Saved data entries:
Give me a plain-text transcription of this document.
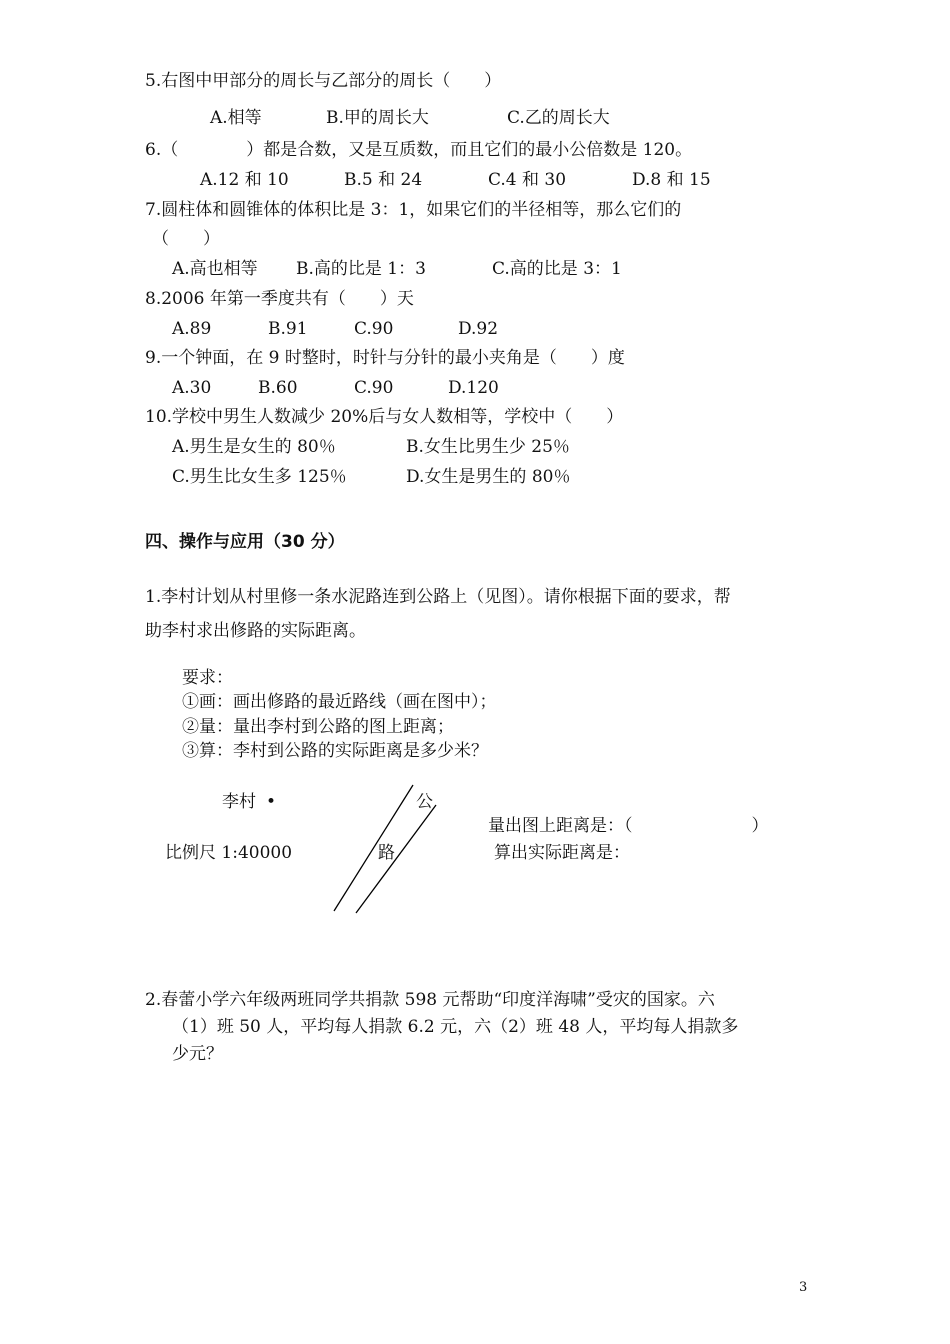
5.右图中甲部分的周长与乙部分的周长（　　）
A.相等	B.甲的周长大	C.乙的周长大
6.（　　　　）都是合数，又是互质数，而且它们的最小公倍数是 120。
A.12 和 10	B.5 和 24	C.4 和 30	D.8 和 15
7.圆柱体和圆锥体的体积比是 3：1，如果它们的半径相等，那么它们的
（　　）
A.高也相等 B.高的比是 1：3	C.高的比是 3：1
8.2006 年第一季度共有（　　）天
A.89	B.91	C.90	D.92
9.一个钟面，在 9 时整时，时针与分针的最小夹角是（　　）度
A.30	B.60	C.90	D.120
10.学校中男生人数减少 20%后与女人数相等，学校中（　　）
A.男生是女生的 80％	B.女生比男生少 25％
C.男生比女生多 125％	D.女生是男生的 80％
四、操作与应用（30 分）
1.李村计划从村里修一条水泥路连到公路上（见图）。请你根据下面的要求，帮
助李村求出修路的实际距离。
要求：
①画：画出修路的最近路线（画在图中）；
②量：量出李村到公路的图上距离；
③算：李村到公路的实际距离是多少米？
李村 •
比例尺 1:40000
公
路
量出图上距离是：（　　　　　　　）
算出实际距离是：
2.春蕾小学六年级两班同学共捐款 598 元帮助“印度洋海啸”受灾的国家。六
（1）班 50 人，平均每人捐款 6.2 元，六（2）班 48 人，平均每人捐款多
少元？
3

Work to complete: Every line above should be returned exactly; the pictures stay out.

Response for this exercise:
Give me a plain-text transcription of this document.
5.右图中甲部分的周长与乙部分的周长（　　）
A.相等	B.甲的周长大	C.乙的周长大
6.（　　　　）都是合数，又是互质数，而且它们的最小公倍数是 120。
A.12 和 10	B.5 和 24	C.4 和 30	D.8 和 15
7.圆柱体和圆锥体的体积比是 3：1，如果它们的半径相等，那么它们的
（　　）
A.高也相等 B.高的比是 1：3	C.高的比是 3：1
8.2006 年第一季度共有（　　）天
A.89	B.91	C.90	D.92
9.一个钟面，在 9 时整时，时针与分针的最小夹角是（　　）度
A.30	B.60	C.90	D.120
10.学校中男生人数减少 20%后与女人数相等，学校中（　　）
A.男生是女生的 80％	B.女生比男生少 25％
C.男生比女生多 125％	D.女生是男生的 80％
四、操作与应用（30 分）
1.李村计划从村里修一条水泥路连到公路上（见图）。请你根据下面的要求，帮
助李村求出修路的实际距离。
要求：
①画：画出修路的最近路线（画在图中）；
②量：量出李村到公路的图上距离；
③算：李村到公路的实际距离是多少米？
李村 •
比例尺 1:40000
公
路
量出图上距离是：（　　　　　　　）
算出实际距离是：
2.春蕾小学六年级两班同学共捐款 598 元帮助“印度洋海啸”受灾的国家。六
（1）班 50 人，平均每人捐款 6.2 元，六（2）班 48 人，平均每人捐款多
少元？
3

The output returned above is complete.